## Instruction
Determine the number of lines that have the string "this" in them, and give only that number.

## Data section
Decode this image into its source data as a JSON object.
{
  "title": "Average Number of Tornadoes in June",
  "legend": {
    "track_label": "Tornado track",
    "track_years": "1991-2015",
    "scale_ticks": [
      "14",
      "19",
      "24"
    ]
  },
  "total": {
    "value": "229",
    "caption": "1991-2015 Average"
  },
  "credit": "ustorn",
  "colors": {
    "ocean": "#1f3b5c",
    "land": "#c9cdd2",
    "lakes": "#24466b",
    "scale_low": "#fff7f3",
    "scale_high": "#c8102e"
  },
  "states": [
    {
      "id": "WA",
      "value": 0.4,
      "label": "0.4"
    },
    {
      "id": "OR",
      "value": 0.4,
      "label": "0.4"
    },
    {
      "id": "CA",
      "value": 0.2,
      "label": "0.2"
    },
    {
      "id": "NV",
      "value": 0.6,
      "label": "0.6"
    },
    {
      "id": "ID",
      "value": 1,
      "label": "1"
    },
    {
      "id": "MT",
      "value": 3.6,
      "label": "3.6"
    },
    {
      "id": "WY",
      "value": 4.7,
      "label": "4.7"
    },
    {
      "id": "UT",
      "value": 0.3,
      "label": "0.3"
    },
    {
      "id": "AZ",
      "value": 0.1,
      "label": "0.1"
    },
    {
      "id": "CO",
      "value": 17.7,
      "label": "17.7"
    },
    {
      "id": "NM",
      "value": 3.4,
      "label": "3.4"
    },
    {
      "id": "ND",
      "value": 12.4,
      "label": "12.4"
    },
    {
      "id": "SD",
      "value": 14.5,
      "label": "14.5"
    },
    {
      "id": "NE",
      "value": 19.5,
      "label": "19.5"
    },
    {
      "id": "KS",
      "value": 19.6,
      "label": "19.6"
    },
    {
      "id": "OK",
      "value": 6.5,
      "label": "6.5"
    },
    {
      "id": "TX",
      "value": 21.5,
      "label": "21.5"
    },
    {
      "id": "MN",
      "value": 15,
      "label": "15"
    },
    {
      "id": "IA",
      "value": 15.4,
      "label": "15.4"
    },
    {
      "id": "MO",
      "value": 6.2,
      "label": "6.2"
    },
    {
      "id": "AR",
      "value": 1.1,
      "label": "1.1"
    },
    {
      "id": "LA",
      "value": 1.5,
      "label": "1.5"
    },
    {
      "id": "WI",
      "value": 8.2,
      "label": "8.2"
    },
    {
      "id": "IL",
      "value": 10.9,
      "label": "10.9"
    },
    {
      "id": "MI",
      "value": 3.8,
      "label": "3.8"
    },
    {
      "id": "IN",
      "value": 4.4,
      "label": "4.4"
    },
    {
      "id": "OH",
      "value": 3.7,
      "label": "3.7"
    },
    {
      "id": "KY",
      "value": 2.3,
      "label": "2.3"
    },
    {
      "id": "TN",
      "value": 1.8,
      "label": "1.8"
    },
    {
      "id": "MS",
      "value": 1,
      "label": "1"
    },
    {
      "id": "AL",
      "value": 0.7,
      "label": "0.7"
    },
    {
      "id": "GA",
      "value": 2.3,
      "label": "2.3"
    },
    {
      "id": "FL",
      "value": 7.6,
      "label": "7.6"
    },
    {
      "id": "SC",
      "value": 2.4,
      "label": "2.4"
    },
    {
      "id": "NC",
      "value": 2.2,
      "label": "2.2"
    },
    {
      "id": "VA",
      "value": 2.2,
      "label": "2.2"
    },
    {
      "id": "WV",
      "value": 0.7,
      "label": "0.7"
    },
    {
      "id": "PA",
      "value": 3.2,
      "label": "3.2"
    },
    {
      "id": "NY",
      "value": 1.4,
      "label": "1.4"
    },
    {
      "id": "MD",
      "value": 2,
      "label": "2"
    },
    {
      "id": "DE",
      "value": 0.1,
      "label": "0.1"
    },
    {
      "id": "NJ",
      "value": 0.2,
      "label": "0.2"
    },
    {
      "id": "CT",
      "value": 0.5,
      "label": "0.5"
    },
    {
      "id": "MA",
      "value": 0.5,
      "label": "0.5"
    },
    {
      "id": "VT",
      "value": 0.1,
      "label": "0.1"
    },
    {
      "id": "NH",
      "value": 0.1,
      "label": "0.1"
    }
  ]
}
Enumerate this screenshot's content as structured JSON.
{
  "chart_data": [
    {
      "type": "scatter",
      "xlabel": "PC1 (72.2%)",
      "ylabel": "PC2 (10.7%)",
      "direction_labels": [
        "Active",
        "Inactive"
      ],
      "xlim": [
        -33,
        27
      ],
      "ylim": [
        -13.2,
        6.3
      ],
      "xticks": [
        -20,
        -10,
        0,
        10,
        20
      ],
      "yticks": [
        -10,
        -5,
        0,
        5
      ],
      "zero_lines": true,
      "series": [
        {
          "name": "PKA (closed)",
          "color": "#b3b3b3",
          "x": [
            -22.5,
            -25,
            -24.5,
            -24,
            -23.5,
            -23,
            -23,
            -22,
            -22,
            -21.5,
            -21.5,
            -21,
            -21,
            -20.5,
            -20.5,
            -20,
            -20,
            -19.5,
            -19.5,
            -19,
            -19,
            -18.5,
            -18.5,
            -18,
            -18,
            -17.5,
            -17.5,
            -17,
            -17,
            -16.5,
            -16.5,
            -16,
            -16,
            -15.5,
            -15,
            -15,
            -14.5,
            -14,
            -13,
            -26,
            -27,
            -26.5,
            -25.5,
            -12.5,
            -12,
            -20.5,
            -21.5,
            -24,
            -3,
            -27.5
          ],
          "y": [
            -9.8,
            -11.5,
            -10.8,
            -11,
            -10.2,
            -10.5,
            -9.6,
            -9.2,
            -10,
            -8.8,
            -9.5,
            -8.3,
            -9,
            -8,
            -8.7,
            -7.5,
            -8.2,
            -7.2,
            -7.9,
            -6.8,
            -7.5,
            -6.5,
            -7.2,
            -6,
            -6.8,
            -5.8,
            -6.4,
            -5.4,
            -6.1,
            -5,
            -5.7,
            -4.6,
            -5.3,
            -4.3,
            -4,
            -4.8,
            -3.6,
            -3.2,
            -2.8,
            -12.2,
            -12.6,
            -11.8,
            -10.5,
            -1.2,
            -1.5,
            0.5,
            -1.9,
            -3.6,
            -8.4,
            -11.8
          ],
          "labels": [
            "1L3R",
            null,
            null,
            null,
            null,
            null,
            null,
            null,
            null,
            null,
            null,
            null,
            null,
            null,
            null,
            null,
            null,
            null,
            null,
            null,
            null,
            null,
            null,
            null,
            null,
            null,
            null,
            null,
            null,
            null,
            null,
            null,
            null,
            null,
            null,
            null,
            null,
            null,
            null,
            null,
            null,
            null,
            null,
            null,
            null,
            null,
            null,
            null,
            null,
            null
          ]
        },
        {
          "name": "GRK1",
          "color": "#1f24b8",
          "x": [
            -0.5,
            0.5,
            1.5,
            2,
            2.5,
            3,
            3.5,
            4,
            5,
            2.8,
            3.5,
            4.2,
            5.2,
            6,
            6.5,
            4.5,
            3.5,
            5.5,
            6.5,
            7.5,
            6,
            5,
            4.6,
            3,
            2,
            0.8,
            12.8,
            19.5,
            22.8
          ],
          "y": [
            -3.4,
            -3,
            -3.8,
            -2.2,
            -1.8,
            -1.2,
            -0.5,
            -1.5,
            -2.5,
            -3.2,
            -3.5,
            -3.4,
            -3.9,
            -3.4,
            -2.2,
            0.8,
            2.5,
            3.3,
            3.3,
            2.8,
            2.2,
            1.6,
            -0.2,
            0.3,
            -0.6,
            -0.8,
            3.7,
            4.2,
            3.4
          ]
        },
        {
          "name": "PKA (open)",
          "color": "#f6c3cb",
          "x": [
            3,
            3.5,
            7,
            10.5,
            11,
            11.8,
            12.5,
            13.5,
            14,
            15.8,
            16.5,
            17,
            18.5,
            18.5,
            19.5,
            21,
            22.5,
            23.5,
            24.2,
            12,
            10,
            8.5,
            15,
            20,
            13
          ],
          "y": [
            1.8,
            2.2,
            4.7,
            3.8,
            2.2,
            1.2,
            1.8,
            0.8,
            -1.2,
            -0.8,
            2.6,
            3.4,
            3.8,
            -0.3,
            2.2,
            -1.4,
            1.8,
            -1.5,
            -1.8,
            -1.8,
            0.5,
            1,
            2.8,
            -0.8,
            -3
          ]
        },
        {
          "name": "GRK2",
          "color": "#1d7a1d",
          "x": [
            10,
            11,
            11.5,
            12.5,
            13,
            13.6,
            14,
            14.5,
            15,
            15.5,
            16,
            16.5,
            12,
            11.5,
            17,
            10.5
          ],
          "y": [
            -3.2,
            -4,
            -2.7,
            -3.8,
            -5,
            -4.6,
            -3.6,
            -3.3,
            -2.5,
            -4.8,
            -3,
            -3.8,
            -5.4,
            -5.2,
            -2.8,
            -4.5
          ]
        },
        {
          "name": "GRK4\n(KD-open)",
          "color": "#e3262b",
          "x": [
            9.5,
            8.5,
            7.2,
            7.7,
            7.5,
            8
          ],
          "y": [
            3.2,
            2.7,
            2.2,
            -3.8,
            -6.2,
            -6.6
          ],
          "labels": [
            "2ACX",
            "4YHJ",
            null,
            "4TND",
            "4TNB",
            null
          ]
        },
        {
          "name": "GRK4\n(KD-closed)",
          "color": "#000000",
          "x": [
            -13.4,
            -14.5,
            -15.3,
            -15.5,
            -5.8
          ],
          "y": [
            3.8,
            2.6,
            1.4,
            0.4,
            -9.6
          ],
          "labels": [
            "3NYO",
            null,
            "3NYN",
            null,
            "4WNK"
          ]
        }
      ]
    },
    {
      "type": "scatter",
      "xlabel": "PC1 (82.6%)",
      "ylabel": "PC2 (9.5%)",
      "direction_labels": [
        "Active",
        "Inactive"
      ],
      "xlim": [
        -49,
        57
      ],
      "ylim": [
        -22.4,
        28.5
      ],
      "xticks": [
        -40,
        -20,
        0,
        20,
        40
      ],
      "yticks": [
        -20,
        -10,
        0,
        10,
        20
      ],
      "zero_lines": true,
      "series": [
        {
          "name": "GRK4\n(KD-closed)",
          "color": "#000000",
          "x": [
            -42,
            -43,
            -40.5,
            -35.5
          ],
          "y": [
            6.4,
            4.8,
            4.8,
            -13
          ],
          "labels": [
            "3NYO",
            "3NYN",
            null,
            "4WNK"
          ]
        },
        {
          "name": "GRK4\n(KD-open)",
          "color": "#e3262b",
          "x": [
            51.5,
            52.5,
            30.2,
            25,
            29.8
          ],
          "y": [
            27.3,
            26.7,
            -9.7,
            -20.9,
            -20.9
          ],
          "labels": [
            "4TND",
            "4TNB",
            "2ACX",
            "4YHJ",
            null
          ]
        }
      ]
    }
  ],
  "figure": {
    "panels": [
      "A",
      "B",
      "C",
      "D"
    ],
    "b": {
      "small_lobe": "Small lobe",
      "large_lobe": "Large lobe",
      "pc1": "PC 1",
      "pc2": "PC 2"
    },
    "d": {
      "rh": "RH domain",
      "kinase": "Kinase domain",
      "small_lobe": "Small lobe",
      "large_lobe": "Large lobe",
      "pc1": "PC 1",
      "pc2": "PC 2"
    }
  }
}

## Response to the task
2